■ Supplied records:
* * *

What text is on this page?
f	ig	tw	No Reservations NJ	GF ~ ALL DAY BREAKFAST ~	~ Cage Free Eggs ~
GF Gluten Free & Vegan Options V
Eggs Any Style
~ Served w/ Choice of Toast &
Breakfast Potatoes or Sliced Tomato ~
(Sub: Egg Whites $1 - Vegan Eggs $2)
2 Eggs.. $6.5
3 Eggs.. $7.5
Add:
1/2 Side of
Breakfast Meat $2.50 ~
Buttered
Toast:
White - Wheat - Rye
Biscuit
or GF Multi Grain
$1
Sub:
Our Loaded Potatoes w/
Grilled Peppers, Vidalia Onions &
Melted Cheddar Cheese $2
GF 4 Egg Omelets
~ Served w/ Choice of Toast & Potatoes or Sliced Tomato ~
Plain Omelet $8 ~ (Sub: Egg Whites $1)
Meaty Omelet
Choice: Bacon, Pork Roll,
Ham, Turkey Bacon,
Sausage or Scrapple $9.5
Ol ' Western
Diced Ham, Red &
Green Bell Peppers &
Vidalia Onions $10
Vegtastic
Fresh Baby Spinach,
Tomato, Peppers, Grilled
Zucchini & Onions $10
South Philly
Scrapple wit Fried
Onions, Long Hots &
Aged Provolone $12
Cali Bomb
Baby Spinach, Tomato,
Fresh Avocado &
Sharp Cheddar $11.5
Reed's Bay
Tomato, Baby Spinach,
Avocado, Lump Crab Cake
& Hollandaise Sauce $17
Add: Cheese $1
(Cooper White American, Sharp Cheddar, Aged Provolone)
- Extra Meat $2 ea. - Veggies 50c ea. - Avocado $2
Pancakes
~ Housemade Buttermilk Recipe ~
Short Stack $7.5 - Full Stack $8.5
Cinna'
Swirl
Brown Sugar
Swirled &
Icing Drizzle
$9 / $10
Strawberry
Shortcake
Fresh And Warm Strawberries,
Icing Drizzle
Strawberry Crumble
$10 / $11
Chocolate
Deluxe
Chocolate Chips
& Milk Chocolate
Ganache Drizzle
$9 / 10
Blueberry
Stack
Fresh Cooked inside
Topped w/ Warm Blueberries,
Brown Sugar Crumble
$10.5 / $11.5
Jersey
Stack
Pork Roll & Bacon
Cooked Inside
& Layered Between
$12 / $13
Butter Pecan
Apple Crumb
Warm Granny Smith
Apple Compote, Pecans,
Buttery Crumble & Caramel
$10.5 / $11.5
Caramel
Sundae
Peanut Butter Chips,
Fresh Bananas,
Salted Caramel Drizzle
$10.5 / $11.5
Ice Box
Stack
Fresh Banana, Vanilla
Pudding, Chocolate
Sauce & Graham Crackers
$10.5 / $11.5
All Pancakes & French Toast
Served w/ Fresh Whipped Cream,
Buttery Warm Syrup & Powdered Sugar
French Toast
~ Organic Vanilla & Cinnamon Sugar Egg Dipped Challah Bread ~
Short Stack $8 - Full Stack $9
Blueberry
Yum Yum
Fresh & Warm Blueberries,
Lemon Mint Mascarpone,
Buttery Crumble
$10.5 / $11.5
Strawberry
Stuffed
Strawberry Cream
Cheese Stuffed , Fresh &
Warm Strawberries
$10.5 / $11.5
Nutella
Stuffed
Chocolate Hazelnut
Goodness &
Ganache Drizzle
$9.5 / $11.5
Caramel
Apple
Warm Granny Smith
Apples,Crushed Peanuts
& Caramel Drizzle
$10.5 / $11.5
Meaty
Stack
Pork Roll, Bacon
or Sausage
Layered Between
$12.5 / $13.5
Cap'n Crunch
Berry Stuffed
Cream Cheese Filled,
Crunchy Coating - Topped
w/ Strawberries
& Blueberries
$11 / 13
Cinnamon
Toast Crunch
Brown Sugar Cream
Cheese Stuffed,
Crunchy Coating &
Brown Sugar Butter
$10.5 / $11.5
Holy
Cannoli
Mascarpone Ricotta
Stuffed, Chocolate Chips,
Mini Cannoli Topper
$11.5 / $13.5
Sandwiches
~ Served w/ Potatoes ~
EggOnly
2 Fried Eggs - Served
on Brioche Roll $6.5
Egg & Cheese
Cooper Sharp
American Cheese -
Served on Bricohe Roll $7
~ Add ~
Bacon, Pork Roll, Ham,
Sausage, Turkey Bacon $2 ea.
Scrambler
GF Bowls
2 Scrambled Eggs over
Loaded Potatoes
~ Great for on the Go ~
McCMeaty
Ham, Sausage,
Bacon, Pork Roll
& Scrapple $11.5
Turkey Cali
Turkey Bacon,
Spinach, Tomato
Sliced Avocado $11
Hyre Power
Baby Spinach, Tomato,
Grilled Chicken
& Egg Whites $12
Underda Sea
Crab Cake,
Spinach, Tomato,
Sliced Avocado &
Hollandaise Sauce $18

* * *

■ What this task involves: Collect the lines of the records that include the string "Caramel".

■ Full response:
Buttery Crumble & Caramel
Caramel
Salted Caramel Drizzle
Caramel
& Caramel Drizzle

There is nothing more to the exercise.